START Records supplied

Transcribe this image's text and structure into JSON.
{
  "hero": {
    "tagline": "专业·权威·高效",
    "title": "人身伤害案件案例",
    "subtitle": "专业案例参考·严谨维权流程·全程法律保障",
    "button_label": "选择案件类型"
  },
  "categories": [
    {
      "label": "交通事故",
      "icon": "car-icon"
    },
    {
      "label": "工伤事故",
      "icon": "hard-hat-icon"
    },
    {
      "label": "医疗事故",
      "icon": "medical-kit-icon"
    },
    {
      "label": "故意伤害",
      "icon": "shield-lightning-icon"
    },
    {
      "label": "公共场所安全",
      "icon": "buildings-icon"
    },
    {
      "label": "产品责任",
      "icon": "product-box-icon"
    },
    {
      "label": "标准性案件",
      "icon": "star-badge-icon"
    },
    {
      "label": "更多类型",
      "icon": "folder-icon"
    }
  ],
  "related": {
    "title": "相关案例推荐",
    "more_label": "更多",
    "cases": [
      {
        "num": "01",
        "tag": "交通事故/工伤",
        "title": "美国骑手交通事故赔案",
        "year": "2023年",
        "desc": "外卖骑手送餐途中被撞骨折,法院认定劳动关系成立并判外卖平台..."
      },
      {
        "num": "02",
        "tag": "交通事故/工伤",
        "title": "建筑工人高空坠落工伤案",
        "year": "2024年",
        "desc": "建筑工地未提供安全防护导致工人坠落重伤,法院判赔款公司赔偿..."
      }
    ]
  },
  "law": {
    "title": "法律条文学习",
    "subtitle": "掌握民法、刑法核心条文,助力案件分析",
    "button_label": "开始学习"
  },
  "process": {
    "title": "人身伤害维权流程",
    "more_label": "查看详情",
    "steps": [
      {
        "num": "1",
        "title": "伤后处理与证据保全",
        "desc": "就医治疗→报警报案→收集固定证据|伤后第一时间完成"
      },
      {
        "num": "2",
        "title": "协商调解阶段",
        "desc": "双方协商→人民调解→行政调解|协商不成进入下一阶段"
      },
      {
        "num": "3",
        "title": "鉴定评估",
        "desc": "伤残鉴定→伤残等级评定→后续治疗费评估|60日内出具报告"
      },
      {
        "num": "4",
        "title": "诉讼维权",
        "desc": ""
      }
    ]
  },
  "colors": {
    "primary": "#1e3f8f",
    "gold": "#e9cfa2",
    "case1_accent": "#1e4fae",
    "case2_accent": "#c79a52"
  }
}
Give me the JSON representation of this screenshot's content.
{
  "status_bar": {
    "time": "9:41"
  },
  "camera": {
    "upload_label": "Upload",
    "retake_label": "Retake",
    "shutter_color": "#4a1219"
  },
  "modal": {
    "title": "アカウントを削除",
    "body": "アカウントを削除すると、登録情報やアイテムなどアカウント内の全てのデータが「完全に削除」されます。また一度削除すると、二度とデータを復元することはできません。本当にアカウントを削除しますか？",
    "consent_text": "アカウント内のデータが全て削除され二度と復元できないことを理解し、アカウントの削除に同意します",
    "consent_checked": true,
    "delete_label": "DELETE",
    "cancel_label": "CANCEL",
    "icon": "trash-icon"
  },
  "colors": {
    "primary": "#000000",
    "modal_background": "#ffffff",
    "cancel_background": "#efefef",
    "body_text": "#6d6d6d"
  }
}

END Records supplied

= What to do =
Would you give again, word for word, every line from the one with "Give me the" through the final line of the listing above?

= Task answer =
Give me the JSON representation of this screenshot's content.
{
  "status_bar": {
    "time": "9:41"
  },
  "camera": {
    "upload_label": "Upload",
    "retake_label": "Retake",
    "shutter_color": "#4a1219"
  },
  "modal": {
    "title": "アカウントを削除",
    "body": "アカウントを削除すると、登録情報やアイテムなどアカウント内の全てのデータが「完全に削除」されます。また一度削除すると、二度とデータを復元することはできません。本当にアカウントを削除しますか？",
    "consent_text": "アカウント内のデータが全て削除され二度と復元できないことを理解し、アカウントの削除に同意します",
    "consent_checked": true,
    "delete_label": "DELETE",
    "cancel_label": "CANCEL",
    "icon": "trash-icon"
  },
  "colors": {
    "primary": "#000000",
    "modal_background": "#ffffff",
    "cancel_background": "#efefef",
    "body_text": "#6d6d6d"
  }
}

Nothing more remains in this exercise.